» **Work to be completed**:
Copy every line with the string "this" in it.

» **Task data**:
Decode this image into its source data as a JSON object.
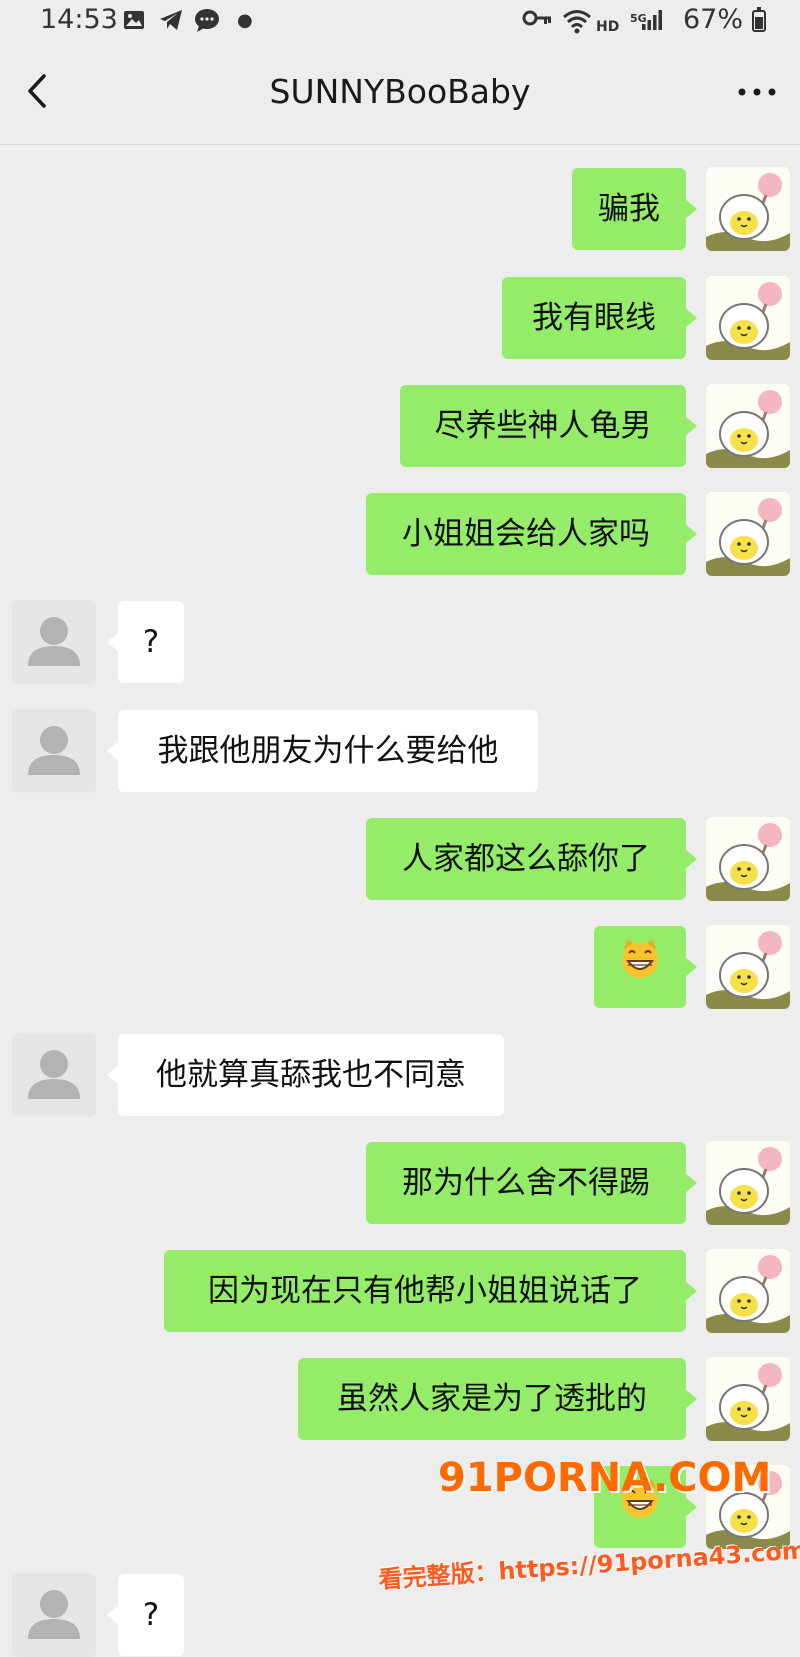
{
  "status_bar": {
    "time": "14:53",
    "network": "HD",
    "signal": "5G",
    "battery": "67%"
  },
  "header": {
    "title": "SUNNYBooBaby"
  },
  "messages": [
    {
      "side": "right",
      "text": "骗我"
    },
    {
      "side": "right",
      "text": "我有眼线"
    },
    {
      "side": "right",
      "text": "尽养些神人龟男"
    },
    {
      "side": "right",
      "text": "小姐姐会给人家吗"
    },
    {
      "side": "left",
      "text": "?"
    },
    {
      "side": "left",
      "text": "我跟他朋友为什么要给他"
    },
    {
      "side": "right",
      "text": "人家都这么舔你了"
    },
    {
      "side": "right",
      "text": "",
      "emoji": "grinning-cat-emoji"
    },
    {
      "side": "left",
      "text": "他就算真舔我也不同意"
    },
    {
      "side": "right",
      "text": "那为什么舍不得踢"
    },
    {
      "side": "right",
      "text": "因为现在只有他帮小姐姐说话了"
    },
    {
      "side": "right",
      "text": "虽然人家是为了透批的"
    },
    {
      "side": "right",
      "text": "",
      "emoji": "grinning-cat-emoji"
    },
    {
      "side": "left",
      "text": "?"
    }
  ],
  "watermark": {
    "brand": "91PORNA.COM",
    "url": "看完整版：https://91porna43.com"
  },
  "colors": {
    "sent_bubble": "#95ec69",
    "received_bubble": "#ffffff",
    "background": "#ededed",
    "watermark": "#ff6a00"
  },
  "icons": [
    "back-arrow-icon",
    "more-options-icon",
    "user-avatar-icon",
    "sticker-avatar-icon"
  ]
}
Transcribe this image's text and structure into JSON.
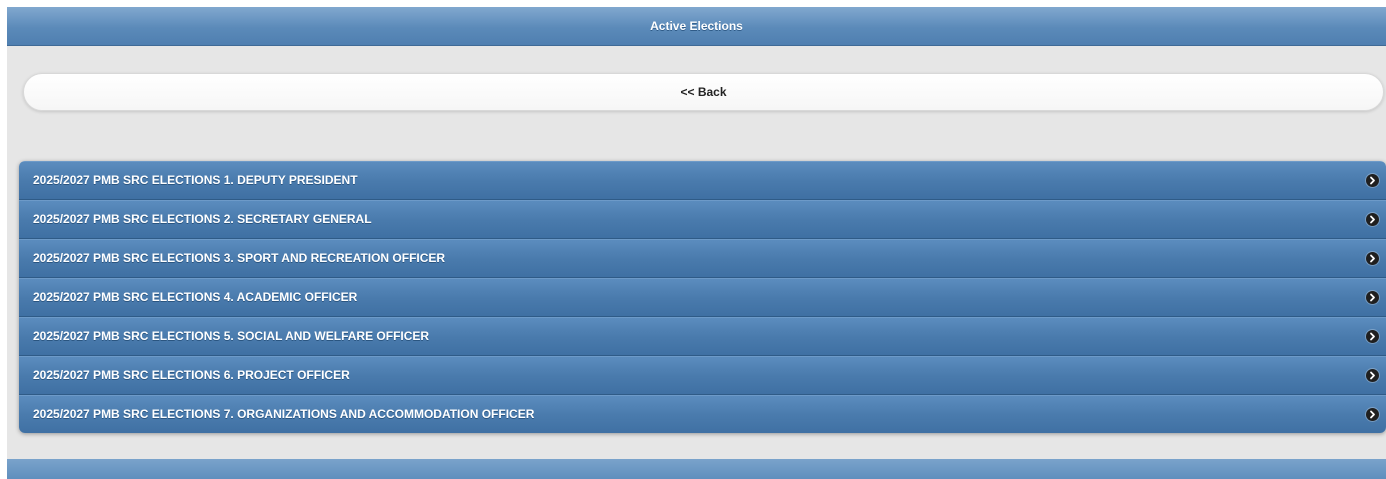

» **Complete response**:
Decode this image into its source data as a JSON object.
Transcribe this image's text and structure into JSON.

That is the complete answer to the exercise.